— Start of Data —

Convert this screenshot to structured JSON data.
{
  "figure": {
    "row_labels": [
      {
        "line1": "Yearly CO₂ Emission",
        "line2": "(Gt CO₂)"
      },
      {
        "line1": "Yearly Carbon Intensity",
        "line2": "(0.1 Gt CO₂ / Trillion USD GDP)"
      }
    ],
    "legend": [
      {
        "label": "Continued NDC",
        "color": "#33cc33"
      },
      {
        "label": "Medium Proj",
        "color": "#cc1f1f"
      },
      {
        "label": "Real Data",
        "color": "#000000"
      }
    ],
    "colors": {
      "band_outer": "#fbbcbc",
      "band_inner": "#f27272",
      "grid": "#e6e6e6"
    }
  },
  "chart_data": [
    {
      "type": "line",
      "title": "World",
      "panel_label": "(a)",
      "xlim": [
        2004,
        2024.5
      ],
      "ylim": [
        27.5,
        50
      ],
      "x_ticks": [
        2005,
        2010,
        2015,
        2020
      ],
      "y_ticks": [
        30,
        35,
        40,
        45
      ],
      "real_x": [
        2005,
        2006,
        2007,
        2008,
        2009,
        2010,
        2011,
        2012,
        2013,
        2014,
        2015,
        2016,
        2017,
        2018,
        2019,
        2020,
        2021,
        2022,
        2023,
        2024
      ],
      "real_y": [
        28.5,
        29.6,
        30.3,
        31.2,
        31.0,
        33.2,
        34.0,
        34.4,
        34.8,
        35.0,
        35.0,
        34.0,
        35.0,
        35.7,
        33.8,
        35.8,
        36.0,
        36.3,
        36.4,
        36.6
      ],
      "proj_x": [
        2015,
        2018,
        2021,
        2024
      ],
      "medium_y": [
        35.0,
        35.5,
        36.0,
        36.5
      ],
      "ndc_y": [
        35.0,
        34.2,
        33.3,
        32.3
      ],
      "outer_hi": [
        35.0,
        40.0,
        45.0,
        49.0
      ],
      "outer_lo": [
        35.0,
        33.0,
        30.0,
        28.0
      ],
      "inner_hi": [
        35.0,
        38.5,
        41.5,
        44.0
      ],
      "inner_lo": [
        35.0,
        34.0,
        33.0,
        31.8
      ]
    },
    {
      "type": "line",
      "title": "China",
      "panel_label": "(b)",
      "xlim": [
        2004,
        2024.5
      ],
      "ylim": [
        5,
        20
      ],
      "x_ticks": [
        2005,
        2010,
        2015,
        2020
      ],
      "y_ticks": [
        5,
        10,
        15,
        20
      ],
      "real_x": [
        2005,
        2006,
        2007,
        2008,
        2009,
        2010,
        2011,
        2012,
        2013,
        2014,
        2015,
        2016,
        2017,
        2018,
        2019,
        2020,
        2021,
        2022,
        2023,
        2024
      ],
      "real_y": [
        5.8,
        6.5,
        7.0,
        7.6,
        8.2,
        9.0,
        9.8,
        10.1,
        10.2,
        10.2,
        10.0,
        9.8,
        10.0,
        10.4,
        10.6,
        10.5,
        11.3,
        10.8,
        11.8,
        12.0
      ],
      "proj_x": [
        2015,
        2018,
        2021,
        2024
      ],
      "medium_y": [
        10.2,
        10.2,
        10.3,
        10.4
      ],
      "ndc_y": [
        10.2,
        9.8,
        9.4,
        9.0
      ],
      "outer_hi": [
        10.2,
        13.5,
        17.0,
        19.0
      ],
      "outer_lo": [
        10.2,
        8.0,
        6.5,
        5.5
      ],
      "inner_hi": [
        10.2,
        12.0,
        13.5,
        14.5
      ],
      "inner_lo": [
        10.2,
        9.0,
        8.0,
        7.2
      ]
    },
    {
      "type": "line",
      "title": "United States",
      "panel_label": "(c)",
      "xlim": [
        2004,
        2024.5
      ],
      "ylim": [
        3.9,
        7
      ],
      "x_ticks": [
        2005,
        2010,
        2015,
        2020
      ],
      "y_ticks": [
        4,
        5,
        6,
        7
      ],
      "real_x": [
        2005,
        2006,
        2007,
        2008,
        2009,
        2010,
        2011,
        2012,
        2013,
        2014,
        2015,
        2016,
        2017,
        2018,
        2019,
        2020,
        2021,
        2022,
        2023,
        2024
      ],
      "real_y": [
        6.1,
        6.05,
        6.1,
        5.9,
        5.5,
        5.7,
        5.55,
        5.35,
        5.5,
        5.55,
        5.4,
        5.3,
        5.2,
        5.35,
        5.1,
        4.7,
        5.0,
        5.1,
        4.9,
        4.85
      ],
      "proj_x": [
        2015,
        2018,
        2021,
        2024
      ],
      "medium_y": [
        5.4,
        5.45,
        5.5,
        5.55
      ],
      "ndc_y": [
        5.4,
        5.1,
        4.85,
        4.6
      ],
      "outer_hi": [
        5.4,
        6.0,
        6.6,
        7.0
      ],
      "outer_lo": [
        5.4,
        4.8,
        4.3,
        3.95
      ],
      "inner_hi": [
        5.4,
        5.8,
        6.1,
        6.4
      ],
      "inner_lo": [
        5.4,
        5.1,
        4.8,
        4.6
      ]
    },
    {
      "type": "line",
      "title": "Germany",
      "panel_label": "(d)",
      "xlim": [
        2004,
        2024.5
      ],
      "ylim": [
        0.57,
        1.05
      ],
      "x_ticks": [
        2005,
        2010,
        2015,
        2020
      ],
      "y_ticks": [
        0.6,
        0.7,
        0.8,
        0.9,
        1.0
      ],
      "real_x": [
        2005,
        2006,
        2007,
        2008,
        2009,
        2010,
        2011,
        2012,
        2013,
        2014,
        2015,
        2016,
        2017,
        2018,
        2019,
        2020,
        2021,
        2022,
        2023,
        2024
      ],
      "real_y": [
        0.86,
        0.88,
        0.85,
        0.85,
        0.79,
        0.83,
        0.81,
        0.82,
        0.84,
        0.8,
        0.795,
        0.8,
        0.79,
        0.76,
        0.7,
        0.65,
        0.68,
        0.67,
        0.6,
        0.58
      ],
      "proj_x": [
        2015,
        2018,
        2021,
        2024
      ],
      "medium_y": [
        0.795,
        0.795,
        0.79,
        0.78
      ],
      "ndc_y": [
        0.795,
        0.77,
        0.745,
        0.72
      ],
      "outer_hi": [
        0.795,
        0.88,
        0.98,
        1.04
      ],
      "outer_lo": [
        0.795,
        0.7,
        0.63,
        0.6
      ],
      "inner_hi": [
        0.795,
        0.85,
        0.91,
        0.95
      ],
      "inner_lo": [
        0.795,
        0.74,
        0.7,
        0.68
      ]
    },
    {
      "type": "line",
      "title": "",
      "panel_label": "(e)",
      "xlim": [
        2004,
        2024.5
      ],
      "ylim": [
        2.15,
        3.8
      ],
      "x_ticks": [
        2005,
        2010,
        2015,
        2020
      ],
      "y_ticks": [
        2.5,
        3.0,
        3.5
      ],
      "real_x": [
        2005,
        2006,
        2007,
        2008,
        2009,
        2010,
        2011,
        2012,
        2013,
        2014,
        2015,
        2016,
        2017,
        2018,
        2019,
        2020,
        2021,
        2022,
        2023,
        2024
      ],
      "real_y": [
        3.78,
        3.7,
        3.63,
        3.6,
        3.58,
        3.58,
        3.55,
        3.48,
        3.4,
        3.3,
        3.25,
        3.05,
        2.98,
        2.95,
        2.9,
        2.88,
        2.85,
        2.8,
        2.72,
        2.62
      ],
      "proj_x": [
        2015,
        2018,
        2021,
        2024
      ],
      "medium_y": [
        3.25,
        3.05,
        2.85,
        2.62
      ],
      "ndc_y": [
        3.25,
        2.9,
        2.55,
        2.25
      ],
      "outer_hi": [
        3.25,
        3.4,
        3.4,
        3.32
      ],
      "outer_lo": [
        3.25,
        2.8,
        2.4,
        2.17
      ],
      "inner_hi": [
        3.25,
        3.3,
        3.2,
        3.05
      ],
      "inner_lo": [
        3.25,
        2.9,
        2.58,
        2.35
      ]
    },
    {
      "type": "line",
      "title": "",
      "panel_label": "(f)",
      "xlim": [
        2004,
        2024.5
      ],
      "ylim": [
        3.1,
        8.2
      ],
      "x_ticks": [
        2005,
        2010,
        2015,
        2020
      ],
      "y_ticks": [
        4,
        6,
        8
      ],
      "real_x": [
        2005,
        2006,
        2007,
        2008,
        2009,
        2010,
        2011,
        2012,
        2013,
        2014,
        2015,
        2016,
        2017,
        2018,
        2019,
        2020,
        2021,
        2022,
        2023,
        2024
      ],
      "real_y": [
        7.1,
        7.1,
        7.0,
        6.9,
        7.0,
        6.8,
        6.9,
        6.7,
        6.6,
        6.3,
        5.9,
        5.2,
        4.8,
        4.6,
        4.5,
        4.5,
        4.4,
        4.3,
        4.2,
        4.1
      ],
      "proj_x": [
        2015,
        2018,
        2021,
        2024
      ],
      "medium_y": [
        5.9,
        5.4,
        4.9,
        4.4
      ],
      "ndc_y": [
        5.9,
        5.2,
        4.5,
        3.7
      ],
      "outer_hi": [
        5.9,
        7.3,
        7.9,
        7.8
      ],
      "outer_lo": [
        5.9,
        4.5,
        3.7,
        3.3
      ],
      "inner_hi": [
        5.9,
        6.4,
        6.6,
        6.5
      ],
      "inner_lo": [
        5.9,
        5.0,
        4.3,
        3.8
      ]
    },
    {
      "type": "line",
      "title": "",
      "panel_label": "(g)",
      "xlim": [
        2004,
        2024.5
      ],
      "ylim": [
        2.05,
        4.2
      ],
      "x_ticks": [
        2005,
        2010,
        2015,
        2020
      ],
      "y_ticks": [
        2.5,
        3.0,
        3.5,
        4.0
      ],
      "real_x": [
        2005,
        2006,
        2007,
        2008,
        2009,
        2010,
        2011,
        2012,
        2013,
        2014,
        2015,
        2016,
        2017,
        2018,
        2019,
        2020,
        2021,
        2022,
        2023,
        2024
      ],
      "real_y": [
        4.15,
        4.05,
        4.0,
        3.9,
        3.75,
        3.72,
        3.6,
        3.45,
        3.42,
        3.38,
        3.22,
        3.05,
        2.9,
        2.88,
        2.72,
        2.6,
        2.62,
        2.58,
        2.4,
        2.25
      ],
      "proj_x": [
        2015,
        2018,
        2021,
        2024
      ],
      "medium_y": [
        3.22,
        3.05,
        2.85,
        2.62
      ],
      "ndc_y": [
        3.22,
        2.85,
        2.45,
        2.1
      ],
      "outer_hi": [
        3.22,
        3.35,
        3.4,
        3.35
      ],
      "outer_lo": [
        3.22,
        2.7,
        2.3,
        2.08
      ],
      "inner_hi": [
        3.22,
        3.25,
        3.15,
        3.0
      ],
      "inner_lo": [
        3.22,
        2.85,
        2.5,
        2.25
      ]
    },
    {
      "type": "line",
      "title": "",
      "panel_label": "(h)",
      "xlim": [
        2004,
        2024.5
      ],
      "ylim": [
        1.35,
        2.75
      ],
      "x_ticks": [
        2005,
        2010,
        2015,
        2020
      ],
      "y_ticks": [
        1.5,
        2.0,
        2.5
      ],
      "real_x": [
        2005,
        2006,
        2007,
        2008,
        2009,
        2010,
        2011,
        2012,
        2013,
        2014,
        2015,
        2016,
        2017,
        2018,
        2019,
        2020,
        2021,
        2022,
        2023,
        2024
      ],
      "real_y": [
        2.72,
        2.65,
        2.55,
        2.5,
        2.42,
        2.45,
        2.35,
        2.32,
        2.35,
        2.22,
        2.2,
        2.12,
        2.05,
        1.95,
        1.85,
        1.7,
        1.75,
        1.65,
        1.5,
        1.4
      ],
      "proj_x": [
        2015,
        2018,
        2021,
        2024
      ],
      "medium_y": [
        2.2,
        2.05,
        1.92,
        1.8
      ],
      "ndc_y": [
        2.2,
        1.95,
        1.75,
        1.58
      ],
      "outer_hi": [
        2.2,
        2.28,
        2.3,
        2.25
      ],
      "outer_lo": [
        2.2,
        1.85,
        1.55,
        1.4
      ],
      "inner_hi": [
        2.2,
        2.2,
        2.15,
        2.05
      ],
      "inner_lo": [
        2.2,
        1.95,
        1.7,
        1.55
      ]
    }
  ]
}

— End of Data —

Written task
Extract all lines containing the word "Yearly".

Solution to this problem
        "line1": "Yearly CO₂ Emission",
        "line1": "Yearly Carbon Intensity",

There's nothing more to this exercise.